* [CONSEGNE]
1. Secondo il brano sul cammino sinodale, con quali due documenti si avvia il percorso sinodale dei vescovi?
2. Riprendi il brano sul cammino sinodale e proseguilo dopo l'ultima frase riportata.

* [BRANO PROPOSTO]
In preparazione all’evento che oggi avrà inizio alle 16 nella chiesa parrocchiale di Santa Lucia in Lecce (diretta Fb su Portalecce) e che vedrà l’intervento di don Francesco Nigro, responsabile regionale dell’Ufficio catechistico di Puglia, Portalecce pubblica il contributo di Giuseppina Capozzi al fine di favorire, ancora una volta, la riflessione dei lettori sui temi del cammino sinodale.

 

Per Dario Vitali “l’ascolto di Dio, fino ad ascoltare con lui il clamore del popolo; ascolto del popolo, fino a respirare con esso la volontà a cui Dio ci chiama” è l’asse portante del Sinodo. Per giungere a questa svolta nella concezione del Sinodo, voluta fortemente da Papa Francesco, è necessario risalire al Concilio Vaticano II.

Sebbene nell’insegnamento del Concilio il concetto di sinodalità non sia espresso esplicitamente, è centrale nel rinnovamento da esso voluto: nei suoi testi utilizza la parola synodus proprio per indicare il Concilio in corso.

Con il Decreto Christus Dominus, e successivamente il motu proprio di Paolo VI Apostolica sollecitudo, si avvia il percorso sinodale dei vescovi.

E arriviamo all’Evangelii gaudium di Papa Francesco. Incentrato sull’ “annuncio del Vangelo nel mondo attuale” e nel solco tracciato dai suoi predecessori, si legge che la Chiesa “è ben più di un’organizzazione organica e gerarchica, poiché anzitutto è un popolo in cammino verso Dio” (EG, 111).

I Padri, prima ancora del Concilio Vaticano II, avevano chiarito come la Chiesa tutta, come genere umano creato e amato da Dio, procede nella tensione verso l’elezione universale, esercitando la sua missione evangelica.

* [DATI ESTRATTI]
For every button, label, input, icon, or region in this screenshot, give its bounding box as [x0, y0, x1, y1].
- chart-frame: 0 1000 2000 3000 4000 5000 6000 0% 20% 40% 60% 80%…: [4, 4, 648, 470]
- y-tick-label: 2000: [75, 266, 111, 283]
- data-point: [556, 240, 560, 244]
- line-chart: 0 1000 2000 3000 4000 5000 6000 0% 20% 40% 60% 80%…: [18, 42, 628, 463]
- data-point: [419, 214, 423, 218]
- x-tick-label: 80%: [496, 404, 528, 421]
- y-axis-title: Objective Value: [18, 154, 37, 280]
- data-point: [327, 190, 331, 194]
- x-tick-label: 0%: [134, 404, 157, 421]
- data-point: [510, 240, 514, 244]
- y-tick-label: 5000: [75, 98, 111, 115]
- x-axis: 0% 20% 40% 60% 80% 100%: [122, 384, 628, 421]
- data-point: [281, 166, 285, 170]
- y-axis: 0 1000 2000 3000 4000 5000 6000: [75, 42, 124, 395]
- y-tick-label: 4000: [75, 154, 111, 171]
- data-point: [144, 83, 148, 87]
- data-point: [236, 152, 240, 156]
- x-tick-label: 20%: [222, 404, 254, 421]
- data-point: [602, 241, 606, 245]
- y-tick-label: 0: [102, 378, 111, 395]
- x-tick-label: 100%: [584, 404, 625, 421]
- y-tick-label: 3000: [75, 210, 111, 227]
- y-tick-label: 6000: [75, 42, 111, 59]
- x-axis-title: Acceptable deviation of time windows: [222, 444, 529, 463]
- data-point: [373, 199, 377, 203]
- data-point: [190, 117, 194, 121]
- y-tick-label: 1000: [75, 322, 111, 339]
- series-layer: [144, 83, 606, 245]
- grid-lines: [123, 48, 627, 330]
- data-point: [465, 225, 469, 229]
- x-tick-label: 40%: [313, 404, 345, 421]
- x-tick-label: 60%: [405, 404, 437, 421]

* [SOLUZIONI]
1. Con il Decreto Christus Dominus e, successivamente, con il motu proprio di Paolo VI Apostolica sollecitudo.

2.
Dio dona ai fedeli un istinto di fede, il sensus fidei, che li aiuta a comprendere ciò che viene direttamente da Lui. “La presenza dello Spirito concede ai cristiani una certa connaturalità con le realtà divine e una saggezza che permette loro di coglierle intuitivamente” (EG, 119).

Ma quella che rappresenta la novità più ‘rivoluzionaria’ del Vaticano II è l’impegno in prima persona dei laici! “L’apostolato dei laici…derivando dalla loro stessa vocazione cristiana, non può mai venir meno nella Chiesa” (Apostolicam Actuositatem, 1).

Per vocazione si intende qualsiasi propensione alla santificazione, nei termini della consacrazione o della collaborazione più esterna alla missione della Chiesa.

Dal greco καλέω (chiamare per nome), la vocazione è la percezione intuitiva e profonda di ciò che è bene ‘per me’. L’uomo, pur condizionato dalla sua corporeità, cultura, educazione, poiché è essere spirituale può distaccarsi da se stesso, essendo libero di determinare in qualsiasi momento la destinazione di sé. “Se qualcuno pensa di poter vivere senza condizionare la propria libertà, dovrà andarsene in un deserto e vivere da solo, e anche lì si vedrà condizionato dall’ambiente circostante, dalle sue passioni” (J. Escrivá, Incontro pubblico a Bell-lloc del Plà - Gerona, 24-XI-1972).

É naturale, quindi, per l’uomo trascendere se stesso per amare l’altro: è questo il fondamento della cristianità.        

Quando crede, il popolo di Dio, anche se non riesce sempre ad esprimere la sua fede, diventa il vero soggetto evangelizzatore che attraversa la storia umana.

Con questo spirito, la Chiesa di Dio in tutto il mondo è convocata in Sinodo ed è suddivisa in tre fasi tra ottobre 2021 e ottobre 2023: la prima sarà diocesana, la seconda continentale e la terza universale.

Il cammino “Per una Chiesa sinodale: comunione, partecipazione e missione” trova la sua radice etimologica nella parola greca synodos. Composta dalla preposizione syn e dal sostantivo hodos, indica il cammino che tutti i membri del popolo di Dio percorrono assieme.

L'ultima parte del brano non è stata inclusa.